◆ Goals ◆
1/ Answer these questions using the text below headed "From Slave Trade to Debt":
(a) According to the quotation from Eduardo Galeano, the pilgrims of which ship are we told populated America?
(b) Which year appears in brackets in the quotation from Father Ignacio Ellacuria?
(c) Which unit of the Salvadoran army is named as having murdered Father Ignacio Ellacuria, and on what date?
2/ Reproduce the text below headed "From Slave Trade to Debt" word for word, everything from "We have been" down to "it pure utopia?".

From Slave Trade to Debt: Occupation Disguised as “Discovery”

Photo by Alex Wright | CC by 2.0

We have been told, and still are, that it was the pilgrims of the Mayflower that populated America. Had it been empty before?

— Eduardo Galeano.

What was really discovered [in 1492] is what Spain really was, the reality of Western culture and that of the Church at that time. (…) They did not discover the other world, they covered it. What was manifested was a ‘discovering of the conquest’, and a ‘violent and violating covering of the conquered populations, their cultures, their religion, the people themselves, their languages. What remains to be done today is to discover what was covered over, and to create a ‘new world’ that is not just the repetition of the old, but which is truly new. Is this possible? Is it pure utopia?

— Father Ignacio Ellacuria, a few months before being savagely murdered by the Atlácatl Battalion of the Salvadoran army on 16 November, 1989.

◆ Dataset excerpts ◆
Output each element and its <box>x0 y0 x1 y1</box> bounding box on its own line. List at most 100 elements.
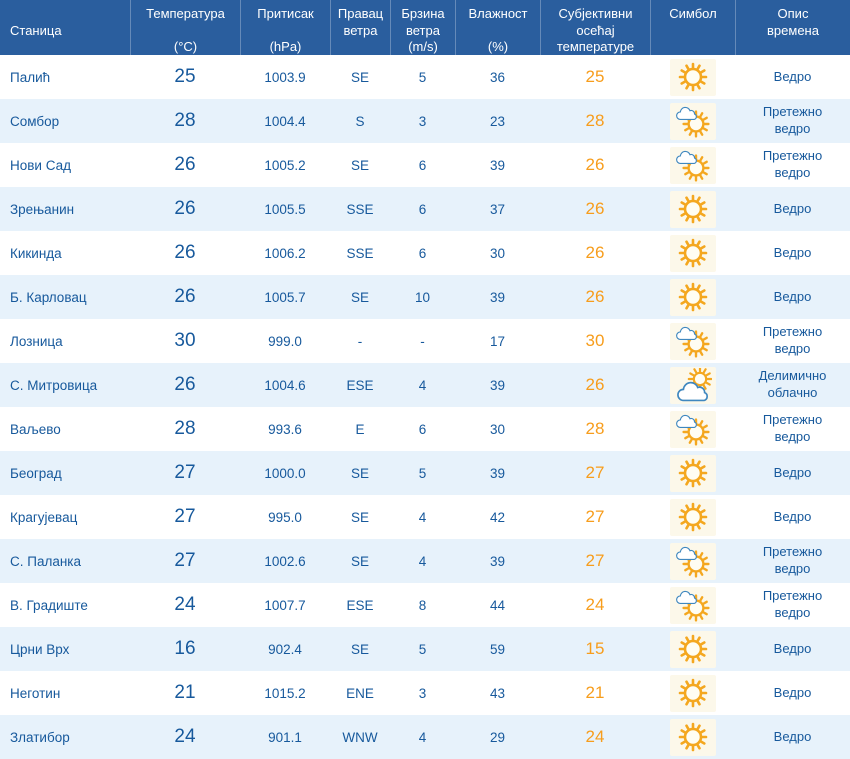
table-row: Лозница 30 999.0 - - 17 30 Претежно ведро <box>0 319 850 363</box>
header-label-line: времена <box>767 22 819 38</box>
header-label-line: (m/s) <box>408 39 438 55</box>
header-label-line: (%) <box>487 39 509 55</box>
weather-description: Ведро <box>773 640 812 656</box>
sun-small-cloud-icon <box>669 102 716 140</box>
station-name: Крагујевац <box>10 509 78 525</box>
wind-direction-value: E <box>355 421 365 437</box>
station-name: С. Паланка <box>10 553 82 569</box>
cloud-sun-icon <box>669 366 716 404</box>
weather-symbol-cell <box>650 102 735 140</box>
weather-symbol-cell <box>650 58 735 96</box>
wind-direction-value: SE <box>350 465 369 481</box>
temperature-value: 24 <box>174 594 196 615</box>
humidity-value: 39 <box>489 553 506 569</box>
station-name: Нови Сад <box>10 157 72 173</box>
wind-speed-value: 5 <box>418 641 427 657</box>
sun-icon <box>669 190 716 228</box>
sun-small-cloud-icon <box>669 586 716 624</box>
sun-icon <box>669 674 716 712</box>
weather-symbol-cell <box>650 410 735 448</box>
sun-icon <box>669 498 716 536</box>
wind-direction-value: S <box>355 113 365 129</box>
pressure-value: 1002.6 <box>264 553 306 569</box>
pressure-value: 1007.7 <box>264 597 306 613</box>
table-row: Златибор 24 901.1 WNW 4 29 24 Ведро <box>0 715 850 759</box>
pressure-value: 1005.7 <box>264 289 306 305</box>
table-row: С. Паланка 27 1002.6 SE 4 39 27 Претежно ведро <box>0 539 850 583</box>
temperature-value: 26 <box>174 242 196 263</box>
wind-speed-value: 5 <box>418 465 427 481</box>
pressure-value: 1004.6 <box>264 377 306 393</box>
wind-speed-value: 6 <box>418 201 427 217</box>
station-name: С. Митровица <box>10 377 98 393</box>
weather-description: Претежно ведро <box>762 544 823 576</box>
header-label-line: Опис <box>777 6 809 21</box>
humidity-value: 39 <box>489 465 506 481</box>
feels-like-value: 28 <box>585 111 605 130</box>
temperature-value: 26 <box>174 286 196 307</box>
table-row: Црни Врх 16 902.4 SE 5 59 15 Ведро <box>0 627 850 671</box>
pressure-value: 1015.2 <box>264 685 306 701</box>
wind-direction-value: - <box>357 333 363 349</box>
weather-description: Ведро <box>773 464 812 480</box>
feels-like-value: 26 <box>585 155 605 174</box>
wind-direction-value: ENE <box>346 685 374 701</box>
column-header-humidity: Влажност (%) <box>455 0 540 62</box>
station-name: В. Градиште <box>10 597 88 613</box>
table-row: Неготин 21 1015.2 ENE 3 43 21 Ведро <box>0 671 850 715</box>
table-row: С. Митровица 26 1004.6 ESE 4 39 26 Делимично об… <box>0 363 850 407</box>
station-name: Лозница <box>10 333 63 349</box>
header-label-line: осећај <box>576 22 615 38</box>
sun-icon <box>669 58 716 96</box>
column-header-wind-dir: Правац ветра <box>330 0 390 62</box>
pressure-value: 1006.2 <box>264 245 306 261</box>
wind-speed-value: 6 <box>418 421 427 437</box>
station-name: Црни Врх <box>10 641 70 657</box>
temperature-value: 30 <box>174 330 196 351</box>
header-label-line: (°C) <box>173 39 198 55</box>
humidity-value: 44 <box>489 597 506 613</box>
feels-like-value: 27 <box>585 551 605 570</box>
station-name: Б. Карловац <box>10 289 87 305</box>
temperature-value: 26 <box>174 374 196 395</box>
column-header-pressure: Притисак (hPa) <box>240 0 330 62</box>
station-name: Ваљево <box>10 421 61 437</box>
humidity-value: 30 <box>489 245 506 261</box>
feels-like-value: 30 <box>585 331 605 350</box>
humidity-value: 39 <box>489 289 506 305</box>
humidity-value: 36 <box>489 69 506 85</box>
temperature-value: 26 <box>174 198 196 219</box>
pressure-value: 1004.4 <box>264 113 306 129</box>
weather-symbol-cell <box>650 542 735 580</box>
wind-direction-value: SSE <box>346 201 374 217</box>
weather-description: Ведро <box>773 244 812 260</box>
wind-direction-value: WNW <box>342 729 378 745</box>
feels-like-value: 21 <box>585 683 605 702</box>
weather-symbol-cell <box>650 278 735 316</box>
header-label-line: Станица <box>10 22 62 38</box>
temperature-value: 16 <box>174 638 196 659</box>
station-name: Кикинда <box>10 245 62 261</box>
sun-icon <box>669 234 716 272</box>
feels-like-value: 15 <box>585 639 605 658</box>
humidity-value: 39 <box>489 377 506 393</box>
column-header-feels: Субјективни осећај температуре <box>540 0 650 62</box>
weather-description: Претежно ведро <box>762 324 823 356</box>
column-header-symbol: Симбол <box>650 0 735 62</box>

◆ Expected results ◆
1/
(a) The Mayflower.
(b) 1492.
(c) The Atlácatl Battalion, on 16 November, 1989.

2/
We have been told, and still are, that it was the pilgrims of the Mayflower that populated America. Had it been empty before?

— Eduardo Galeano.

What was really discovered [in 1492] is what Spain really was, the reality of Western culture and that of the Church at that time. (…) They did not discover the other world, they covered it. What was manifested was a ‘discovering of the conquest’, and a ‘violent and violating covering of the conquered populations, their cultures, their religion, the people themselves, their languages. What remains to be done today is to discover what was covered over, and to create a ‘new world’ that is not just the repetition of the old, but which is truly new. Is this possible? Is it pure utopia?